__TASK DETAILS__. Within the records that follow, find every line containing the string "Prinzessin". Copy those lines.

======== EXTRACTED INFORMATION ========

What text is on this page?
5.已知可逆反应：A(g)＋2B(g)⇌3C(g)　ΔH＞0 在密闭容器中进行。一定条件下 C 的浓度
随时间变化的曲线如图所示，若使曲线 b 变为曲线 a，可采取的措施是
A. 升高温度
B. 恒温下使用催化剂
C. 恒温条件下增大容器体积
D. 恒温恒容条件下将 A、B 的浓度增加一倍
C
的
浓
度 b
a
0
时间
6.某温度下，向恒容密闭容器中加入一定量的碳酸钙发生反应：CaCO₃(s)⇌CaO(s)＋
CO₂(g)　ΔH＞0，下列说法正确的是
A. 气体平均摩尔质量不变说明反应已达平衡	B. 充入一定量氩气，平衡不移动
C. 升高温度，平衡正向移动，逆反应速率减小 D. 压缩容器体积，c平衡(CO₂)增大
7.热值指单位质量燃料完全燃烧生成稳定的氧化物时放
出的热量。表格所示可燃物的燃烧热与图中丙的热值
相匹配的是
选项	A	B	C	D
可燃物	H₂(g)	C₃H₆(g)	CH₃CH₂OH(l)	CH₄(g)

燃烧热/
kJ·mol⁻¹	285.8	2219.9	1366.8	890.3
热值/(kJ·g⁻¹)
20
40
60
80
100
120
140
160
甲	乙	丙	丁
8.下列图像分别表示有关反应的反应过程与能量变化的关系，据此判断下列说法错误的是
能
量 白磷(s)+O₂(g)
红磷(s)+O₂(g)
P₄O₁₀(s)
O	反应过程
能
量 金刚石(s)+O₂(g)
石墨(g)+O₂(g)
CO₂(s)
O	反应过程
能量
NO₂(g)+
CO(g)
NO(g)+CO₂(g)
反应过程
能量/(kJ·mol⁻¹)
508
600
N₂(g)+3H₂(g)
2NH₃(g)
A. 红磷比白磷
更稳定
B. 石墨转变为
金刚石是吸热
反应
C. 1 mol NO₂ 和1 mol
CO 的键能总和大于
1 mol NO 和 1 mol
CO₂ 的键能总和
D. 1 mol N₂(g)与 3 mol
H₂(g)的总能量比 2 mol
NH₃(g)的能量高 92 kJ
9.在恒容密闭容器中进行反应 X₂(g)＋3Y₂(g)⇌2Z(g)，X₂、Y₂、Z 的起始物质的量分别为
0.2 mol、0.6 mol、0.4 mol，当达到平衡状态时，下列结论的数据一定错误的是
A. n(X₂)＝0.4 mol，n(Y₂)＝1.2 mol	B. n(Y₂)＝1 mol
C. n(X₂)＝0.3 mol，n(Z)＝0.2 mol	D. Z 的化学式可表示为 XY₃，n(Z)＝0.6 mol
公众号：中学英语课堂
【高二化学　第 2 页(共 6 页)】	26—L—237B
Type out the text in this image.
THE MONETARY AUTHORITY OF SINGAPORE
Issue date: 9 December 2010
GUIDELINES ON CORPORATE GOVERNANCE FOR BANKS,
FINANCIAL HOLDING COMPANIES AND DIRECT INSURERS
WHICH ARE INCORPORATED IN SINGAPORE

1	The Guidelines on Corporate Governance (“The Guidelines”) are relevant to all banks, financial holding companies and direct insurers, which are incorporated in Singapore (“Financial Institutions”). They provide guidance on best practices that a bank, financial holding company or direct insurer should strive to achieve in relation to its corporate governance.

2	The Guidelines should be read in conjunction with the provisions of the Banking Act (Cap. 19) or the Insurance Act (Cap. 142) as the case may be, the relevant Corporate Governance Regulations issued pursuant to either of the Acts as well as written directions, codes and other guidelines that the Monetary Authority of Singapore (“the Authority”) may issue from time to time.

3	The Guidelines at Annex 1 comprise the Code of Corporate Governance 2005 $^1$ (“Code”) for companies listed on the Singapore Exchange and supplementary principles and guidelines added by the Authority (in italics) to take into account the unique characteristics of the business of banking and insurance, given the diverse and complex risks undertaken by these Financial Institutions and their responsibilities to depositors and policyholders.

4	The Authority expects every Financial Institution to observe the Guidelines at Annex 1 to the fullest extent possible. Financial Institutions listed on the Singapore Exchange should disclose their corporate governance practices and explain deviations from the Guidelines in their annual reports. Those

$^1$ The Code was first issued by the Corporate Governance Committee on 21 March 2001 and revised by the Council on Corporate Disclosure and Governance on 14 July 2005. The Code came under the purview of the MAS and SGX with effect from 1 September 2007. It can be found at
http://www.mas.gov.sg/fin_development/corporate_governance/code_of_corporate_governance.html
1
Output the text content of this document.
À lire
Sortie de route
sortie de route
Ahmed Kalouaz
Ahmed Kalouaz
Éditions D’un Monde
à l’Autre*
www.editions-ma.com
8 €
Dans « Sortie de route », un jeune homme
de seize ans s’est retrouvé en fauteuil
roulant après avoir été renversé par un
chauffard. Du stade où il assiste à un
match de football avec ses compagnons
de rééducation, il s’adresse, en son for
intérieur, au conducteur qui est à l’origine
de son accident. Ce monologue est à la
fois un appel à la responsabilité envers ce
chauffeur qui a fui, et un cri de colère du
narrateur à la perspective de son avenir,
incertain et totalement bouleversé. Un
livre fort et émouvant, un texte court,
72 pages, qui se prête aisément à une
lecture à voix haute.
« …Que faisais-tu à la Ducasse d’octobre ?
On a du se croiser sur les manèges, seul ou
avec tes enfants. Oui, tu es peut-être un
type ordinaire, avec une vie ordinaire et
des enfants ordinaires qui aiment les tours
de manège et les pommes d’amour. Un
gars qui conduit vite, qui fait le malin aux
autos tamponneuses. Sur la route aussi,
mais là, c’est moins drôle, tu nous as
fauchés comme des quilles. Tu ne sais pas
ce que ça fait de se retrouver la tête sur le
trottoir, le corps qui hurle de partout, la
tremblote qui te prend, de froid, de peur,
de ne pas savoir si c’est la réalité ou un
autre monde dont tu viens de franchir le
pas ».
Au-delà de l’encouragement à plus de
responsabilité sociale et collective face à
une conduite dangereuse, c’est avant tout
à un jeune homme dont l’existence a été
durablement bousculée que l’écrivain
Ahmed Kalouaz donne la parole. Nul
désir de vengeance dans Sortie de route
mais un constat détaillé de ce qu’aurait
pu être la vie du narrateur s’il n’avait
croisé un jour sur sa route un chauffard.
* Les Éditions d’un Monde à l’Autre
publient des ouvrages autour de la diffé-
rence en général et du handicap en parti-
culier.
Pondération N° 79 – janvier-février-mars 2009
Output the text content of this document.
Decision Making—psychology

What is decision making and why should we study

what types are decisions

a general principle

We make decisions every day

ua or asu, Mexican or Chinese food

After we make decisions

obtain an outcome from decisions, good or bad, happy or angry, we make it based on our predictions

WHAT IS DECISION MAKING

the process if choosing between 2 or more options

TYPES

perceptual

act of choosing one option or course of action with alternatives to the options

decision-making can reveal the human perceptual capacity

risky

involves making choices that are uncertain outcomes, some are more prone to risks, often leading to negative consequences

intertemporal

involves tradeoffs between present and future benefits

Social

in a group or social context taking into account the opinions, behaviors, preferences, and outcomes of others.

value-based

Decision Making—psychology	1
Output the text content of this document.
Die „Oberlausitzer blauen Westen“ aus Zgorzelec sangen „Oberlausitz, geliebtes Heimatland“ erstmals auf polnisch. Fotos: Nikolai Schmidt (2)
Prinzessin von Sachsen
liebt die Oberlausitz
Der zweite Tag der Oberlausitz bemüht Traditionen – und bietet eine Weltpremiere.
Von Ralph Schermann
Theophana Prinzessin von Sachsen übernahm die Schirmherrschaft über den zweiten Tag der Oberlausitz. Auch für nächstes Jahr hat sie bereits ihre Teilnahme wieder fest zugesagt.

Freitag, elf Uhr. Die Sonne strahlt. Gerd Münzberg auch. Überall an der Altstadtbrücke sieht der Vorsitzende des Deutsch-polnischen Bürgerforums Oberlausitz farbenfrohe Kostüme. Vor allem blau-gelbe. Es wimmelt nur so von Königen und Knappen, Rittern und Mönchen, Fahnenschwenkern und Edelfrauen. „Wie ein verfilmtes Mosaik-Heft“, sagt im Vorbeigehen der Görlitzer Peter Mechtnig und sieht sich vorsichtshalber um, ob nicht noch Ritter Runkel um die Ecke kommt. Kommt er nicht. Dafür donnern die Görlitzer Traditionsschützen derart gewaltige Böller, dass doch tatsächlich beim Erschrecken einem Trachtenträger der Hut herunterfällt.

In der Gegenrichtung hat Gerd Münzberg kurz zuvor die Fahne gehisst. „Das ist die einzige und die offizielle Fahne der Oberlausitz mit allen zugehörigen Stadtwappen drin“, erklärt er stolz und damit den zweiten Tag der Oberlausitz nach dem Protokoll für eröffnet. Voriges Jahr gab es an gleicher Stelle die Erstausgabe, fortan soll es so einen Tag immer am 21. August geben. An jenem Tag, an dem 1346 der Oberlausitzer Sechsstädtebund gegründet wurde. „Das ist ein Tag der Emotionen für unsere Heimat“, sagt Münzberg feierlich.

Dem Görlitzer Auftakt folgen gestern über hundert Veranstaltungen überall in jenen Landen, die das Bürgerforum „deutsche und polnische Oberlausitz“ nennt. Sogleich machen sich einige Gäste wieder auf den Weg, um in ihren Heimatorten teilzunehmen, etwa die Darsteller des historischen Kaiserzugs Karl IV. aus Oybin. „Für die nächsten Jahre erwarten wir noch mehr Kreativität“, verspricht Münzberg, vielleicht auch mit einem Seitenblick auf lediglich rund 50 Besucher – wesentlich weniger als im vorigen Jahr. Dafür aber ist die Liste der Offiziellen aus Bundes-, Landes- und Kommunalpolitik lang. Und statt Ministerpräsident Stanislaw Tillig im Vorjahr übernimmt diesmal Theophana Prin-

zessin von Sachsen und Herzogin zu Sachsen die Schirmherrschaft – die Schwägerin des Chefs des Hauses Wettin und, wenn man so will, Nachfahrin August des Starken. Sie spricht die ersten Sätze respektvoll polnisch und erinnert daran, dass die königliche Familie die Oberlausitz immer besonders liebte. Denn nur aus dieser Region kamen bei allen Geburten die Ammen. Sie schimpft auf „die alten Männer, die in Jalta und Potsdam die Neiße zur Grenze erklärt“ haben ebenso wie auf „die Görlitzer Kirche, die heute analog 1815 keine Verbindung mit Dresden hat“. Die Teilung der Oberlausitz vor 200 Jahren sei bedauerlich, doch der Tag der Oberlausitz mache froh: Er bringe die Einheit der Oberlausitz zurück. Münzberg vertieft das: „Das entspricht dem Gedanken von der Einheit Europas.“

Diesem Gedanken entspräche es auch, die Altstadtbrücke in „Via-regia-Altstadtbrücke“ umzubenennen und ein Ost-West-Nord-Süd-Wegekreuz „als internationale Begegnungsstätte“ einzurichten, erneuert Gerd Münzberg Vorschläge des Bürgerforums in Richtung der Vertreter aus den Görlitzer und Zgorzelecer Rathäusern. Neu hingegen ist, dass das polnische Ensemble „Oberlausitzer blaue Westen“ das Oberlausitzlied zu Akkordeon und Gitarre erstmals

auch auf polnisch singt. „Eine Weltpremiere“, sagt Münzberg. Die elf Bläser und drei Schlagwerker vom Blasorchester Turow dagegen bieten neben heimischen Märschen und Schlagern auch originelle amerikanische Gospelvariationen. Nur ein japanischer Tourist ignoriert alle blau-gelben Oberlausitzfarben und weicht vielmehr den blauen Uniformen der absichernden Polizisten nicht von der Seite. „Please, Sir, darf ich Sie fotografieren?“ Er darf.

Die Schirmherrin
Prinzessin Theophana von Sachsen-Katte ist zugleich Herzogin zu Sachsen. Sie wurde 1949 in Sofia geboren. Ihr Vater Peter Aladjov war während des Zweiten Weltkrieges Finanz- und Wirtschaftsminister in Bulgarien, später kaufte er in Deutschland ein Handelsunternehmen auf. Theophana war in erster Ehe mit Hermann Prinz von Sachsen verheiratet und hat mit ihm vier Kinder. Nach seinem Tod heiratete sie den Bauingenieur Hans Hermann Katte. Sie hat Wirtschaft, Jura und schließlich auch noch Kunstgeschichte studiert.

========

__OUTPUT FOR THIS EXERCISE__.
Prinzessin von Sachsen
Theophana Prinzessin von Sachsen übernahm die Schirmherrschaft über den zweiten Tag der Oberlausitz. Auch für nächstes Jahr hat sie bereits ihre Teilnahme wieder fest zugesagt.
Prinzessin Theophana von Sachsen-Katte ist zugleich Herzogin zu Sachsen. Sie wurde 1949 in Sofia geboren. Ihr Vater Peter Aladjov war während des Zweiten Weltkrieges Finanz- und Wirtschaftsminister in Bulgarien, später kaufte er in Deutschland ein Handelsunternehmen auf. Theophana war in erster Ehe mit Hermann Prinz von Sachsen verheiratet und hat mit ihm vier Kinder. Nach seinem Tod heiratete sie den Bauingenieur Hans Hermann Katte. Sie hat Wirtschaft, Jura und schließlich auch noch Kunstgeschichte studiert.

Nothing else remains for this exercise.